Data records:
⟨

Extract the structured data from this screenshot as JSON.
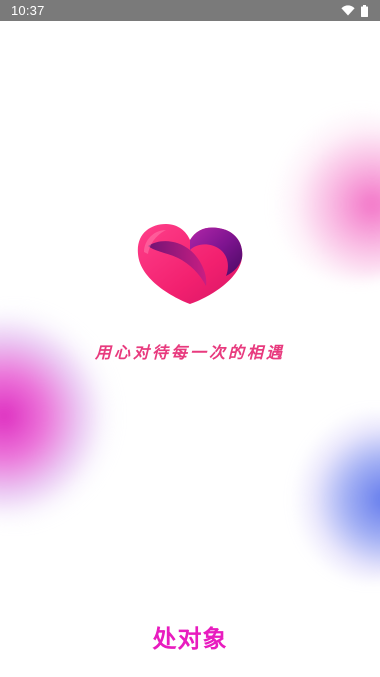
{
  "status_bar": {
    "time": "10:37",
    "icons": [
      "wifi-icon",
      "battery-icon"
    ]
  },
  "splash": {
    "tagline": "用心对待每一次的相遇",
    "app_name": "处对象",
    "logo": "heart-logo"
  },
  "colors": {
    "status_bar_bg": "#7a7a7a",
    "tagline": "#e83a7e",
    "app_name": "#e81cbf",
    "logo_pink": "#ff2d7a",
    "logo_purple": "#8e1aa0",
    "blob_pink": "#de2ec0",
    "blob_blue": "#6078ec"
  }
}
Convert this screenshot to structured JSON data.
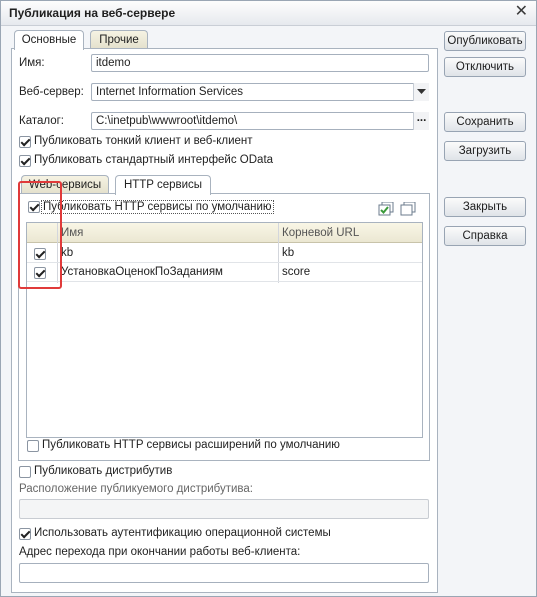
{
  "window": {
    "title": "Публикация на веб-сервере",
    "close_glyph": "✕"
  },
  "tabs": {
    "main": "Основные",
    "other": "Прочие"
  },
  "form": {
    "name_label": "Имя:",
    "name_value": "itdemo",
    "server_label": "Веб-сервер:",
    "server_value": "Internet Information Services",
    "catalog_label": "Каталог:",
    "catalog_value": "C:\\inetpub\\wwwroot\\itdemo\\",
    "catalog_browse": "...",
    "publish_thin_client": "Публиковать тонкий клиент и веб-клиент",
    "publish_odata": "Публиковать стандартный интерфейс OData"
  },
  "inner_tabs": {
    "web_services": "Web-сервисы",
    "http_services": "HTTP сервисы"
  },
  "http": {
    "publish_default": "Публиковать HTTP сервисы по умолчанию",
    "columns": [
      "Имя",
      "Корневой URL"
    ],
    "rows": [
      {
        "name": "kb",
        "url": "kb",
        "checked": true
      },
      {
        "name": "УстановкаОценокПоЗаданиям",
        "url": "score",
        "checked": true
      }
    ],
    "publish_extensions": "Публиковать HTTP сервисы расширений по умолчанию"
  },
  "distrib": {
    "publish_label": "Публиковать дистрибутив",
    "location_label": "Расположение публикуемого дистрибутива:",
    "location_value": ""
  },
  "auth": {
    "use_os_auth": "Использовать аутентификацию операционной системы",
    "exit_url_label": "Адрес перехода при окончании работы веб-клиента:",
    "exit_url_value": ""
  },
  "buttons": {
    "publish": "Опубликовать",
    "disable": "Отключить",
    "save": "Сохранить",
    "load": "Загрузить",
    "close": "Закрыть",
    "help": "Справка"
  },
  "colors": {
    "highlight": "#e03a3a",
    "accent_green": "#3a9a3a"
  }
}
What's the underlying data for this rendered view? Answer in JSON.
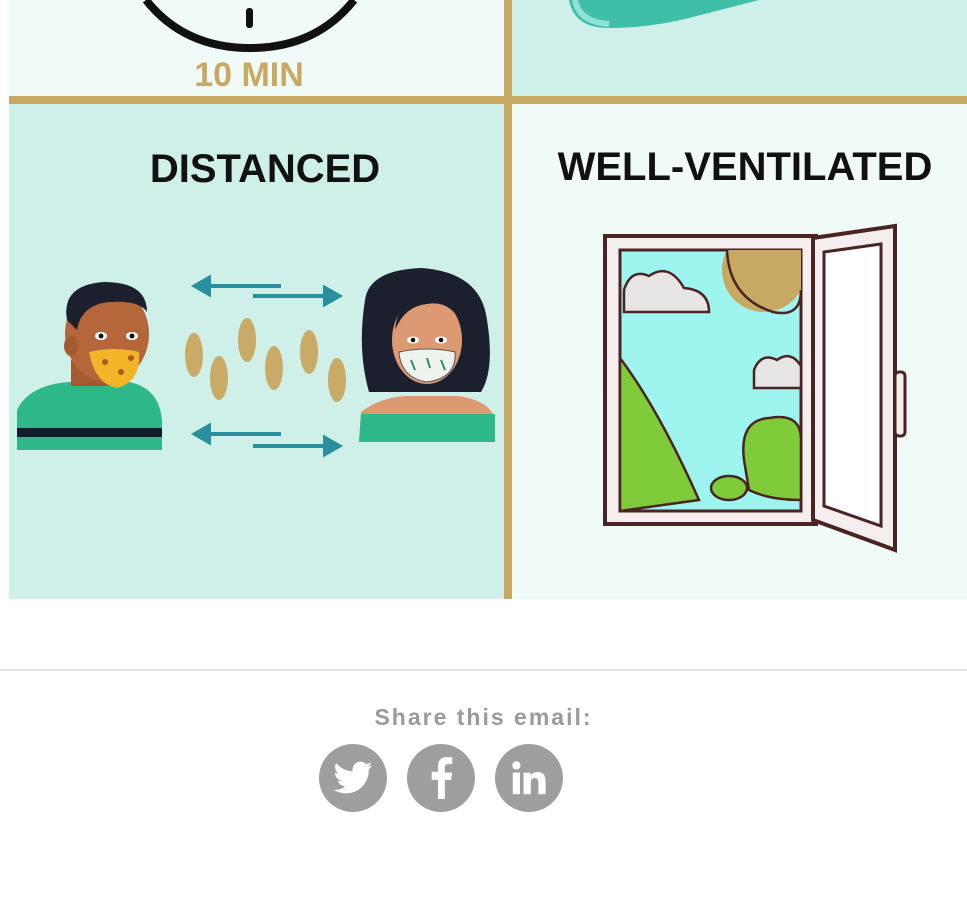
{
  "infographic": {
    "top_left_caption": "10 MIN",
    "panels": [
      {
        "heading": "DISTANCED"
      },
      {
        "heading": "WELL-VENTILATED"
      }
    ],
    "colors": {
      "mint_bg": "#cff0e8",
      "pale_bg": "#f0faf7",
      "gold_border": "#c8a964",
      "teal_arrow": "#2a8f9c",
      "footprint": "#c9ab67"
    }
  },
  "share": {
    "label": "Share this email:",
    "icons": [
      {
        "name": "twitter-icon"
      },
      {
        "name": "facebook-icon"
      },
      {
        "name": "linkedin-icon"
      }
    ],
    "icon_color": "#9e9e9e"
  }
}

⟩

** Aim of the exercise **
What is the number of lines in the listing that include the word "screenshot"? Give that number and nothing else.

** Problem solution **
2